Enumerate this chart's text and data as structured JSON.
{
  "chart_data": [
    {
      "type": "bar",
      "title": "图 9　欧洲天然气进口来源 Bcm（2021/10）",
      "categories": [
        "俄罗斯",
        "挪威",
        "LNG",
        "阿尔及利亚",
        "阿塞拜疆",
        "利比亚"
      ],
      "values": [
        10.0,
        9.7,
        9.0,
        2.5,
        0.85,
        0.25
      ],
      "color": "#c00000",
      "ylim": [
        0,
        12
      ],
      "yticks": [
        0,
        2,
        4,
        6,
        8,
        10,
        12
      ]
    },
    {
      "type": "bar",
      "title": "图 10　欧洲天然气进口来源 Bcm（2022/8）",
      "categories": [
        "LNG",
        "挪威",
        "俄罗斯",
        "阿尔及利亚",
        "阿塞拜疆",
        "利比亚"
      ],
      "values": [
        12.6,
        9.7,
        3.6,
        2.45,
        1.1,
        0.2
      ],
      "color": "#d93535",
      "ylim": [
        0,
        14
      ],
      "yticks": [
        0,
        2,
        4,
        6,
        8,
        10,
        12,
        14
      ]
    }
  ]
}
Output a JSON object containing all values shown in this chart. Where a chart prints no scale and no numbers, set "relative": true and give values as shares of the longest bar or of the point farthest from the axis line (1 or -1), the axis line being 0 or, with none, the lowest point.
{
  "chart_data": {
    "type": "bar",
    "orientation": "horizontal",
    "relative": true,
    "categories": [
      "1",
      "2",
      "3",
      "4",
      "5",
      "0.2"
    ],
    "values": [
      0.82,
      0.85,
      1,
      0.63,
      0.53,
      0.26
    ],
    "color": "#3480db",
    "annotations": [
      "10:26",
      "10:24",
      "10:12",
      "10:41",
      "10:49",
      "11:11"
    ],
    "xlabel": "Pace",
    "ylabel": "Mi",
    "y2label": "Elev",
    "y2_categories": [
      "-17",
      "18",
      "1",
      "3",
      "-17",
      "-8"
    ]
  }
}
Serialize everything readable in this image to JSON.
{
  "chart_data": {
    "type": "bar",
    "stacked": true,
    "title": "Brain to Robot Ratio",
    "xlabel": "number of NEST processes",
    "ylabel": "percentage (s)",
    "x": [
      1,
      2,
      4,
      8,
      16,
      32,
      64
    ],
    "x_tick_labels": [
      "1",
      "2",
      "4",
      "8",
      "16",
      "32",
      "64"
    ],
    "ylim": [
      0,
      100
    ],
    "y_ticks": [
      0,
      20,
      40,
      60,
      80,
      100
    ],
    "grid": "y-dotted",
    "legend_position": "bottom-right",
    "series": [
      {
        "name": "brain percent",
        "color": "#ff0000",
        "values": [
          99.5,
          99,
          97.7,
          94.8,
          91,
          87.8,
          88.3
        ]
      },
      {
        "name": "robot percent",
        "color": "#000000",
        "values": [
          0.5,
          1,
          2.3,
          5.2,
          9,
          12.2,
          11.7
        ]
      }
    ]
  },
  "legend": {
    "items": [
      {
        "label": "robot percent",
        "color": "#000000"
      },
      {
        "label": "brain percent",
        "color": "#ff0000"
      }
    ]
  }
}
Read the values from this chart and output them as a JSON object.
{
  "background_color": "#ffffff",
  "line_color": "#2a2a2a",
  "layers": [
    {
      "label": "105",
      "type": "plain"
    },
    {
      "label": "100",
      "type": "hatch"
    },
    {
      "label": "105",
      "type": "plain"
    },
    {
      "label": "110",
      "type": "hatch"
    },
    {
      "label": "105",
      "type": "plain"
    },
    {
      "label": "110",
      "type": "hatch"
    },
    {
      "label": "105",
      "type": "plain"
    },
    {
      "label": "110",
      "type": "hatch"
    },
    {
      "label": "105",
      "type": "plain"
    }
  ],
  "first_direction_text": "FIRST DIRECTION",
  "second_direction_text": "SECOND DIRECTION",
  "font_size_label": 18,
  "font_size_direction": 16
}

**TASK OBJECTIVE:** Reproduce the records above exactly.

**WORKED SOLUTION:**
Enumerate this chart's text and data as structured JSON.
{
  "chart_data": [
    {
      "type": "bar",
      "title": "图 9　欧洲天然气进口来源 Bcm（2021/10）",
      "categories": [
        "俄罗斯",
        "挪威",
        "LNG",
        "阿尔及利亚",
        "阿塞拜疆",
        "利比亚"
      ],
      "values": [
        10.0,
        9.7,
        9.0,
        2.5,
        0.85,
        0.25
      ],
      "color": "#c00000",
      "ylim": [
        0,
        12
      ],
      "yticks": [
        0,
        2,
        4,
        6,
        8,
        10,
        12
      ]
    },
    {
      "type": "bar",
      "title": "图 10　欧洲天然气进口来源 Bcm（2022/8）",
      "categories": [
        "LNG",
        "挪威",
        "俄罗斯",
        "阿尔及利亚",
        "阿塞拜疆",
        "利比亚"
      ],
      "values": [
        12.6,
        9.7,
        3.6,
        2.45,
        1.1,
        0.2
      ],
      "color": "#d93535",
      "ylim": [
        0,
        14
      ],
      "yticks": [
        0,
        2,
        4,
        6,
        8,
        10,
        12,
        14
      ]
    }
  ]
}
Output a JSON object containing all values shown in this chart. Where a chart prints no scale and no numbers, set "relative": true and give values as shares of the longest bar or of the point farthest from the axis line (1 or -1), the axis line being 0 or, with none, the lowest point.
{
  "chart_data": {
    "type": "bar",
    "orientation": "horizontal",
    "relative": true,
    "categories": [
      "1",
      "2",
      "3",
      "4",
      "5",
      "0.2"
    ],
    "values": [
      0.82,
      0.85,
      1,
      0.63,
      0.53,
      0.26
    ],
    "color": "#3480db",
    "annotations": [
      "10:26",
      "10:24",
      "10:12",
      "10:41",
      "10:49",
      "11:11"
    ],
    "xlabel": "Pace",
    "ylabel": "Mi",
    "y2label": "Elev",
    "y2_categories": [
      "-17",
      "18",
      "1",
      "3",
      "-17",
      "-8"
    ]
  }
}
Serialize everything readable in this image to JSON.
{
  "chart_data": {
    "type": "bar",
    "stacked": true,
    "title": "Brain to Robot Ratio",
    "xlabel": "number of NEST processes",
    "ylabel": "percentage (s)",
    "x": [
      1,
      2,
      4,
      8,
      16,
      32,
      64
    ],
    "x_tick_labels": [
      "1",
      "2",
      "4",
      "8",
      "16",
      "32",
      "64"
    ],
    "ylim": [
      0,
      100
    ],
    "y_ticks": [
      0,
      20,
      40,
      60,
      80,
      100
    ],
    "grid": "y-dotted",
    "legend_position": "bottom-right",
    "series": [
      {
        "name": "brain percent",
        "color": "#ff0000",
        "values": [
          99.5,
          99,
          97.7,
          94.8,
          91,
          87.8,
          88.3
        ]
      },
      {
        "name": "robot percent",
        "color": "#000000",
        "values": [
          0.5,
          1,
          2.3,
          5.2,
          9,
          12.2,
          11.7
        ]
      }
    ]
  },
  "legend": {
    "items": [
      {
        "label": "robot percent",
        "color": "#000000"
      },
      {
        "label": "brain percent",
        "color": "#ff0000"
      }
    ]
  }
}
Read the values from this chart and output them as a JSON object.
{
  "background_color": "#ffffff",
  "line_color": "#2a2a2a",
  "layers": [
    {
      "label": "105",
      "type": "plain"
    },
    {
      "label": "100",
      "type": "hatch"
    },
    {
      "label": "105",
      "type": "plain"
    },
    {
      "label": "110",
      "type": "hatch"
    },
    {
      "label": "105",
      "type": "plain"
    },
    {
      "label": "110",
      "type": "hatch"
    },
    {
      "label": "105",
      "type": "plain"
    },
    {
      "label": "110",
      "type": "hatch"
    },
    {
      "label": "105",
      "type": "plain"
    }
  ],
  "first_direction_text": "FIRST DIRECTION",
  "second_direction_text": "SECOND DIRECTION",
  "font_size_label": 18,
  "font_size_direction": 16
}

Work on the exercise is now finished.